--- EXTRACTED INFORMATION ---

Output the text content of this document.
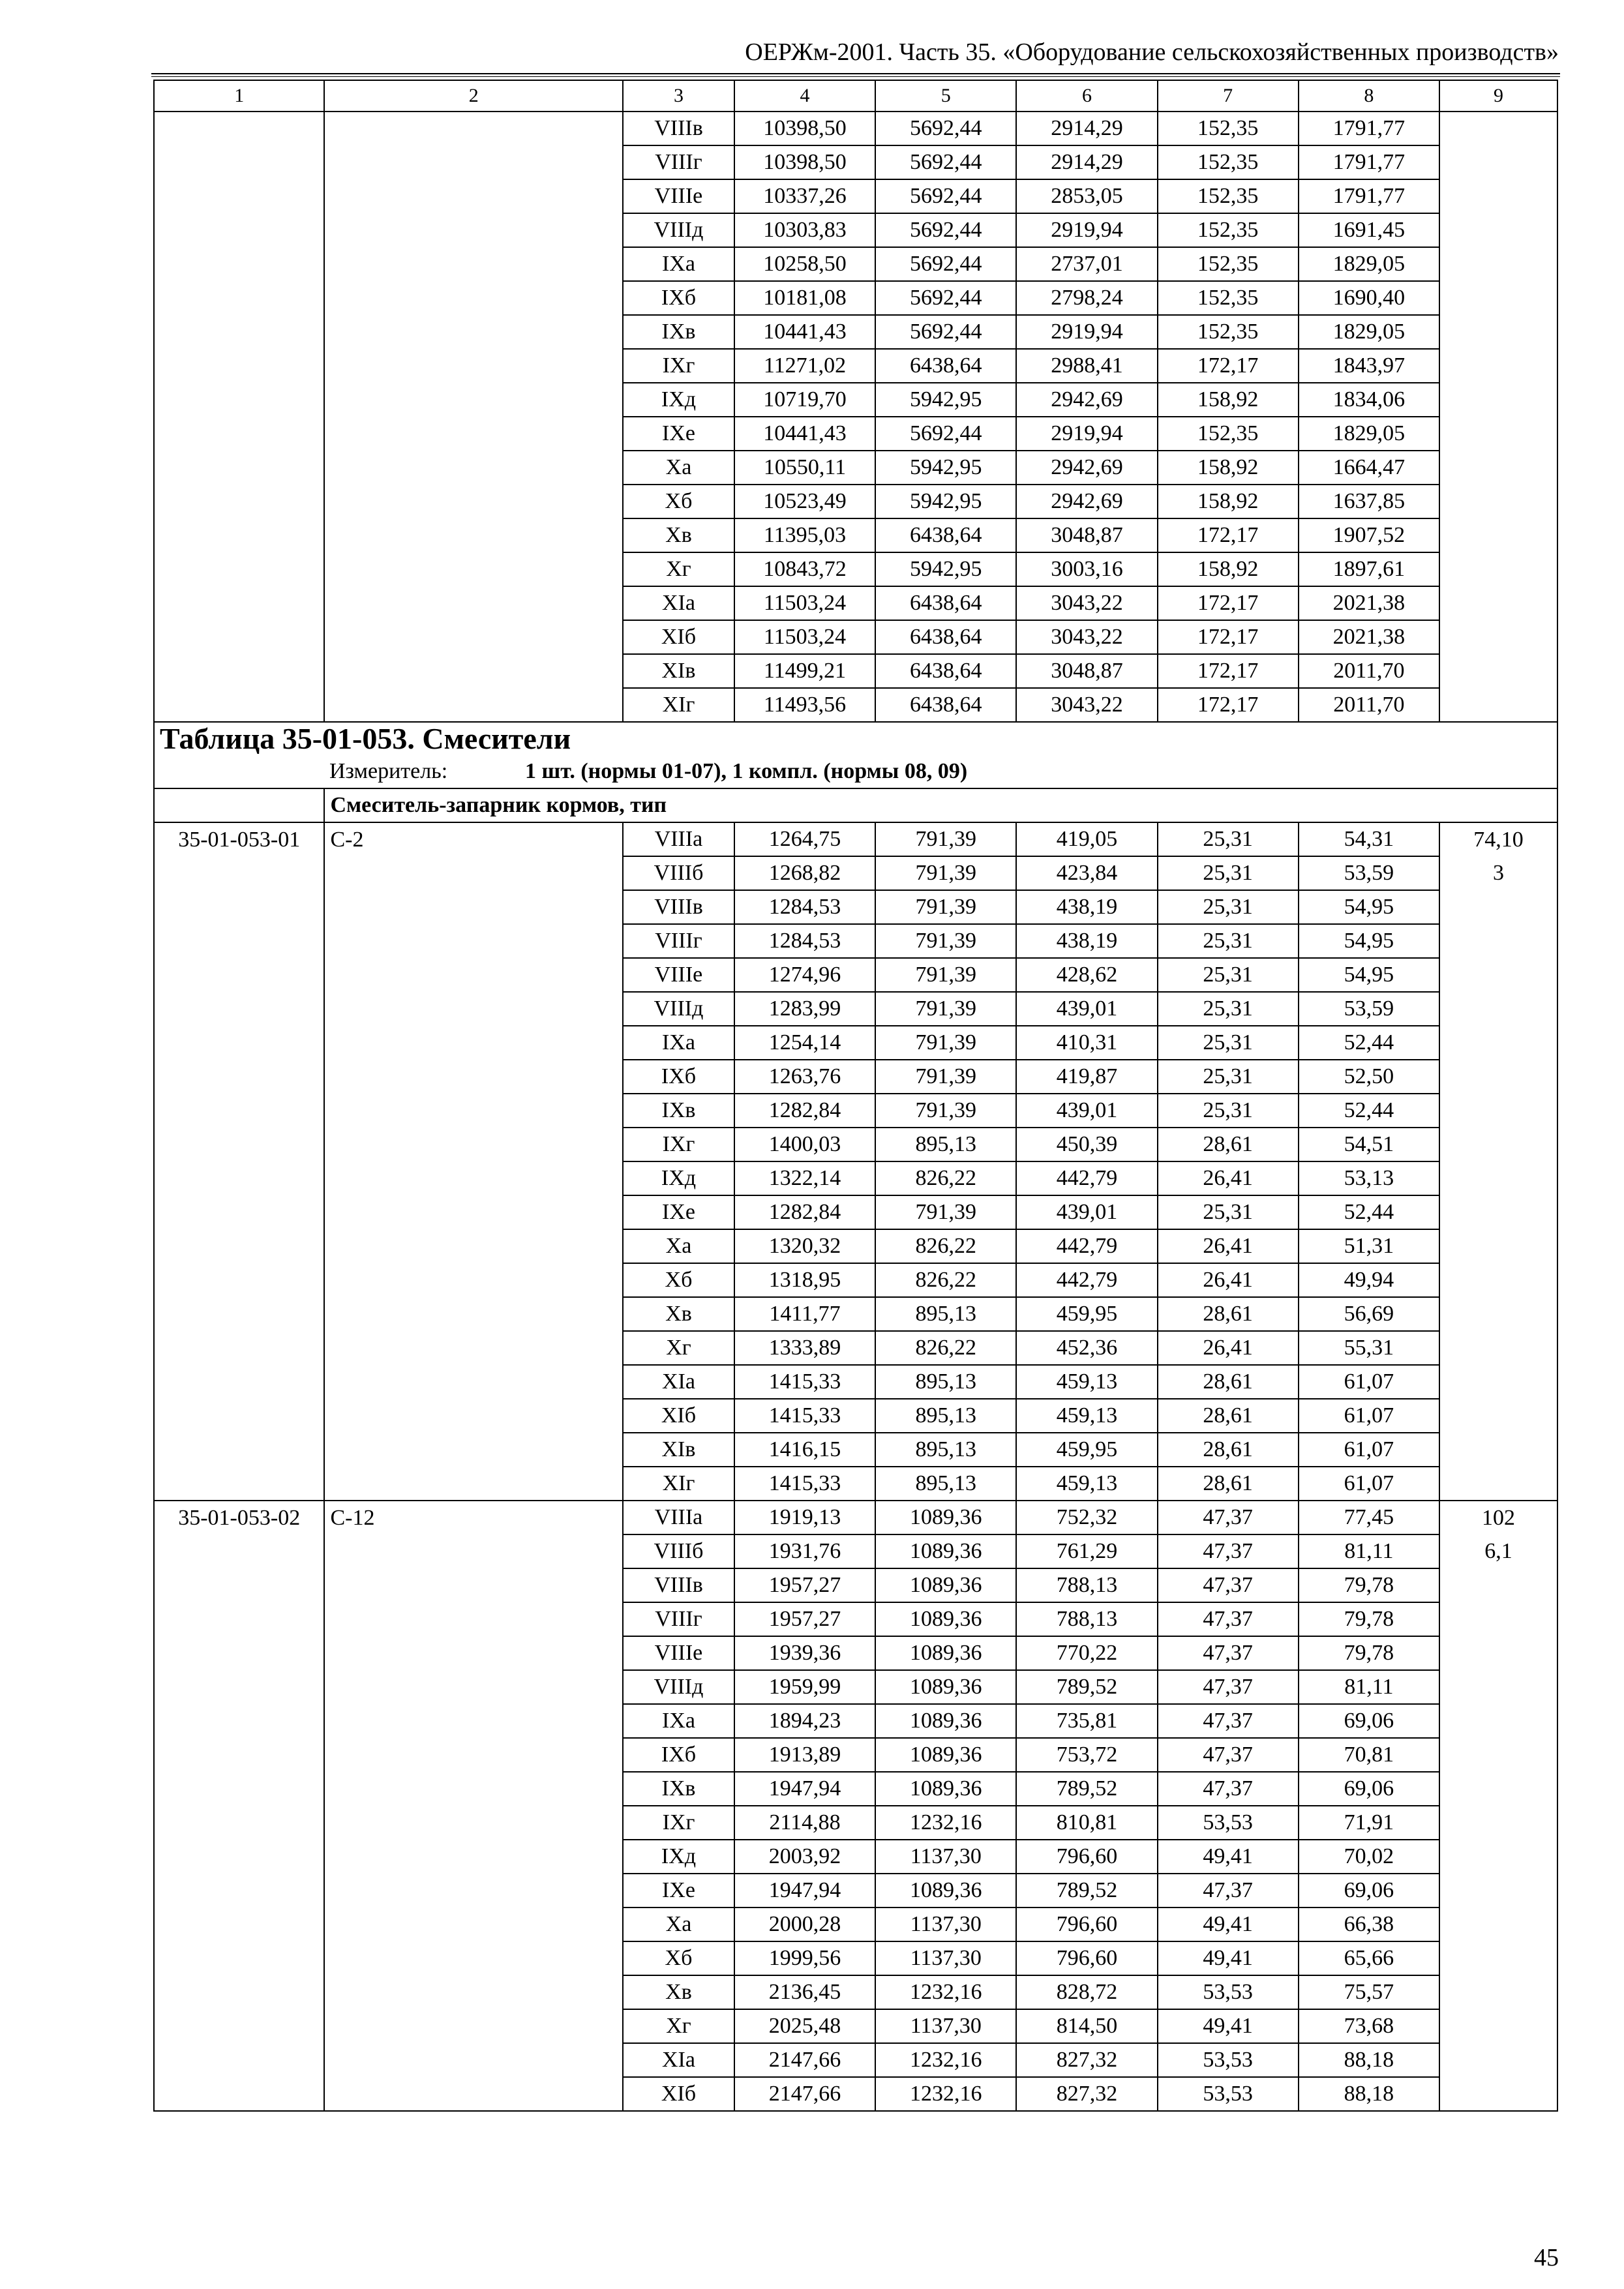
ОЕРЖм-2001. Часть 35. «Оборудование сельскохозяйственных производств»
1	2	3	4	5	6	7	8	9
		VIIIв	10398,50	5692,44	2914,29	152,35	1791,77	
		VIIIг	10398,50	5692,44	2914,29	152,35	1791,77	
		VIIIе	10337,26	5692,44	2853,05	152,35	1791,77	
		VIIIд	10303,83	5692,44	2919,94	152,35	1691,45	
		IXа	10258,50	5692,44	2737,01	152,35	1829,05	
		IXб	10181,08	5692,44	2798,24	152,35	1690,40	
		IXв	10441,43	5692,44	2919,94	152,35	1829,05	
		IXг	11271,02	6438,64	2988,41	172,17	1843,97	
		IXд	10719,70	5942,95	2942,69	158,92	1834,06	
		IXе	10441,43	5692,44	2919,94	152,35	1829,05	
		Xа	10550,11	5942,95	2942,69	158,92	1664,47	
		Xб	10523,49	5942,95	2942,69	158,92	1637,85	
		Xв	11395,03	6438,64	3048,87	172,17	1907,52	
		Xг	10843,72	5942,95	3003,16	158,92	1897,61	
		XIа	11503,24	6438,64	3043,22	172,17	2021,38	
		XIб	11503,24	6438,64	3043,22	172,17	2021,38	
		XIв	11499,21	6438,64	3048,87	172,17	2011,70	
		XIг	11493,56	6438,64	3043,22	172,17	2011,70	
Таблица 35-01-053. Смесители								
Измеритель: 1 шт. (нормы 01-07), 1 компл. (нормы 08, 09)								
	Смеситель-запарник кормов, тип							
35-01-053-01	С-2	VIIIа	1264,75	791,39	419,05	25,31	54,31	74,10
		VIIIб	1268,82	791,39	423,84	25,31	53,59	3
		VIIIв	1284,53	791,39	438,19	25,31	54,95	
		VIIIг	1284,53	791,39	438,19	25,31	54,95	
		VIIIе	1274,96	791,39	428,62	25,31	54,95	
		VIIIд	1283,99	791,39	439,01	25,31	53,59	
		IXа	1254,14	791,39	410,31	25,31	52,44	
		IXб	1263,76	791,39	419,87	25,31	52,50	
		IXв	1282,84	791,39	439,01	25,31	52,44	
		IXг	1400,03	895,13	450,39	28,61	54,51	
		IXд	1322,14	826,22	442,79	26,41	53,13	
		IXе	1282,84	791,39	439,01	25,31	52,44	
		Xа	1320,32	826,22	442,79	26,41	51,31	
		Xб	1318,95	826,22	442,79	26,41	49,94	
		Xв	1411,77	895,13	459,95	28,61	56,69	
		Xг	1333,89	826,22	452,36	26,41	55,31	
		XIа	1415,33	895,13	459,13	28,61	61,07	
		XIб	1415,33	895,13	459,13	28,61	61,07	
		XIв	1416,15	895,13	459,95	28,61	61,07	
		XIг	1415,33	895,13	459,13	28,61	61,07	
35-01-053-02	С-12	VIIIа	1919,13	1089,36	752,32	47,37	77,45	102
		VIIIб	1931,76	1089,36	761,29	47,37	81,11	6,1
		VIIIв	1957,27	1089,36	788,13	47,37	79,78	
		VIIIг	1957,27	1089,36	788,13	47,37	79,78	
		VIIIе	1939,36	1089,36	770,22	47,37	79,78	
		VIIIд	1959,99	1089,36	789,52	47,37	81,11	
		IXа	1894,23	1089,36	735,81	47,37	69,06	
		IXб	1913,89	1089,36	753,72	47,37	70,81	
		IXв	1947,94	1089,36	789,52	47,37	69,06	
		IXг	2114,88	1232,16	810,81	53,53	71,91	
		IXд	2003,92	1137,30	796,60	49,41	70,02	
		IXе	1947,94	1089,36	789,52	47,37	69,06	
		Xа	2000,28	1137,30	796,60	49,41	66,38	
		Xб	1999,56	1137,30	796,60	49,41	65,66	
		Xв	2136,45	1232,16	828,72	53,53	75,57	
		Xг	2025,48	1137,30	814,50	49,41	73,68	
		XIа	2147,66	1232,16	827,32	53,53	88,18	
		XIб	2147,66	1232,16	827,32	53,53	88,18	
45
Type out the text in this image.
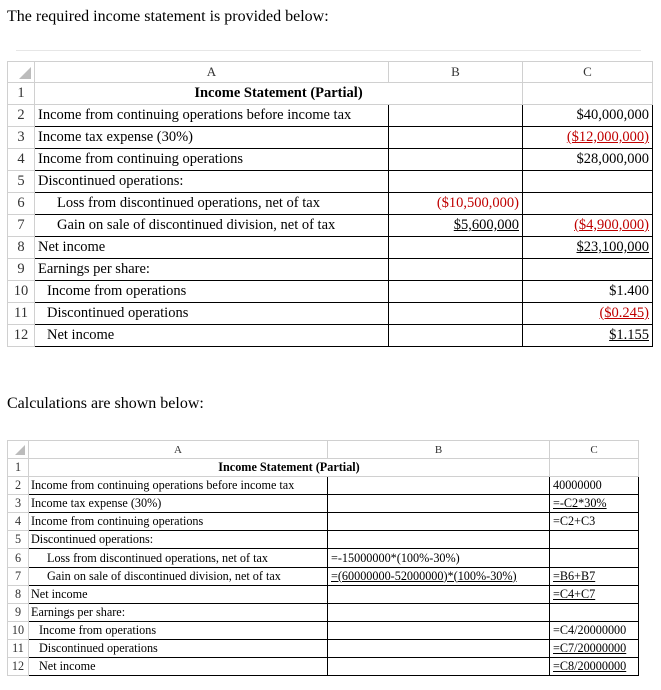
The required income statement is provided below:
	A	B	C
1	Income Statement (Partial)		
2	Income from continuing operations before income tax		$40,000,000
3	Income tax expense (30%)		($12,000,000)
4	Income from continuing operations		$28,000,000
5	Discontinued operations:		
6	Loss from discontinued operations, net of tax	($10,500,000)	
7	Gain on sale of discontinued division, net of tax	$5,600,000	($4,900,000)
8	Net income		$23,100,000
9	Earnings per share:		
10	Income from operations		$1.400
11	Discontinued operations		($0.245)
12	Net income		$1.155
Calculations are shown below:
	A	B	C
1	Income Statement (Partial)		
2	Income from continuing operations before income tax		40000000
3	Income tax expense (30%)		=-C2*30%
4	Income from continuing operations		=C2+C3
5	Discontinued operations:		
6	Loss from discontinued operations, net of tax	=-15000000*(100%-30%)	
7	Gain on sale of discontinued division, net of tax	=(60000000-52000000)*(100%-30%)	=B6+B7
8	Net income		=C4+C7
9	Earnings per share:		
10	Income from operations		=C4/20000000
11	Discontinued operations		=C7/20000000
12	Net income		=C8/20000000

---

▸ WHAT YOU WILL DO
Write out every line above exactly as it is, leaving out the pictures.

▸ SOLUTION TO THIS EXERCISE
Output the text content of this document.
ОЕРЖм-2001. Часть 35. «Оборудование сельскохозяйственных производств»
1	2	3	4	5	6	7	8	9
		VIIIв	10398,50	5692,44	2914,29	152,35	1791,77	
		VIIIг	10398,50	5692,44	2914,29	152,35	1791,77	
		VIIIе	10337,26	5692,44	2853,05	152,35	1791,77	
		VIIIд	10303,83	5692,44	2919,94	152,35	1691,45	
		IXа	10258,50	5692,44	2737,01	152,35	1829,05	
		IXб	10181,08	5692,44	2798,24	152,35	1690,40	
		IXв	10441,43	5692,44	2919,94	152,35	1829,05	
		IXг	11271,02	6438,64	2988,41	172,17	1843,97	
		IXд	10719,70	5942,95	2942,69	158,92	1834,06	
		IXе	10441,43	5692,44	2919,94	152,35	1829,05	
		Xа	10550,11	5942,95	2942,69	158,92	1664,47	
		Xб	10523,49	5942,95	2942,69	158,92	1637,85	
		Xв	11395,03	6438,64	3048,87	172,17	1907,52	
		Xг	10843,72	5942,95	3003,16	158,92	1897,61	
		XIа	11503,24	6438,64	3043,22	172,17	2021,38	
		XIб	11503,24	6438,64	3043,22	172,17	2021,38	
		XIв	11499,21	6438,64	3048,87	172,17	2011,70	
		XIг	11493,56	6438,64	3043,22	172,17	2011,70	
Таблица 35-01-053. Смесители								
Измеритель: 1 шт. (нормы 01-07), 1 компл. (нормы 08, 09)								
	Смеситель-запарник кормов, тип							
35-01-053-01	С-2	VIIIа	1264,75	791,39	419,05	25,31	54,31	74,10
		VIIIб	1268,82	791,39	423,84	25,31	53,59	3
		VIIIв	1284,53	791,39	438,19	25,31	54,95	
		VIIIг	1284,53	791,39	438,19	25,31	54,95	
		VIIIе	1274,96	791,39	428,62	25,31	54,95	
		VIIIд	1283,99	791,39	439,01	25,31	53,59	
		IXа	1254,14	791,39	410,31	25,31	52,44	
		IXб	1263,76	791,39	419,87	25,31	52,50	
		IXв	1282,84	791,39	439,01	25,31	52,44	
		IXг	1400,03	895,13	450,39	28,61	54,51	
		IXд	1322,14	826,22	442,79	26,41	53,13	
		IXе	1282,84	791,39	439,01	25,31	52,44	
		Xа	1320,32	826,22	442,79	26,41	51,31	
		Xб	1318,95	826,22	442,79	26,41	49,94	
		Xв	1411,77	895,13	459,95	28,61	56,69	
		Xг	1333,89	826,22	452,36	26,41	55,31	
		XIа	1415,33	895,13	459,13	28,61	61,07	
		XIб	1415,33	895,13	459,13	28,61	61,07	
		XIв	1416,15	895,13	459,95	28,61	61,07	
		XIг	1415,33	895,13	459,13	28,61	61,07	
35-01-053-02	С-12	VIIIа	1919,13	1089,36	752,32	47,37	77,45	102
		VIIIб	1931,76	1089,36	761,29	47,37	81,11	6,1
		VIIIв	1957,27	1089,36	788,13	47,37	79,78	
		VIIIг	1957,27	1089,36	788,13	47,37	79,78	
		VIIIе	1939,36	1089,36	770,22	47,37	79,78	
		VIIIд	1959,99	1089,36	789,52	47,37	81,11	
		IXа	1894,23	1089,36	735,81	47,37	69,06	
		IXб	1913,89	1089,36	753,72	47,37	70,81	
		IXв	1947,94	1089,36	789,52	47,37	69,06	
		IXг	2114,88	1232,16	810,81	53,53	71,91	
		IXд	2003,92	1137,30	796,60	49,41	70,02	
		IXе	1947,94	1089,36	789,52	47,37	69,06	
		Xа	2000,28	1137,30	796,60	49,41	66,38	
		Xб	1999,56	1137,30	796,60	49,41	65,66	
		Xв	2136,45	1232,16	828,72	53,53	75,57	
		Xг	2025,48	1137,30	814,50	49,41	73,68	
		XIа	2147,66	1232,16	827,32	53,53	88,18	
		XIб	2147,66	1232,16	827,32	53,53	88,18	
45
Type out the text in this image.
The required income statement is provided below:
	A	B	C
1	Income Statement (Partial)		
2	Income from continuing operations before income tax		$40,000,000
3	Income tax expense (30%)		($12,000,000)
4	Income from continuing operations		$28,000,000
5	Discontinued operations:		
6	Loss from discontinued operations, net of tax	($10,500,000)	
7	Gain on sale of discontinued division, net of tax	$5,600,000	($4,900,000)
8	Net income		$23,100,000
9	Earnings per share:		
10	Income from operations		$1.400
11	Discontinued operations		($0.245)
12	Net income		$1.155
Calculations are shown below:
	A	B	C
1	Income Statement (Partial)		
2	Income from continuing operations before income tax		40000000
3	Income tax expense (30%)		=-C2*30%
4	Income from continuing operations		=C2+C3
5	Discontinued operations:		
6	Loss from discontinued operations, net of tax	=-15000000*(100%-30%)	
7	Gain on sale of discontinued division, net of tax	=(60000000-52000000)*(100%-30%)	=B6+B7
8	Net income		=C4+C7
9	Earnings per share:		
10	Income from operations		=C4/20000000
11	Discontinued operations		=C7/20000000
12	Net income		=C8/20000000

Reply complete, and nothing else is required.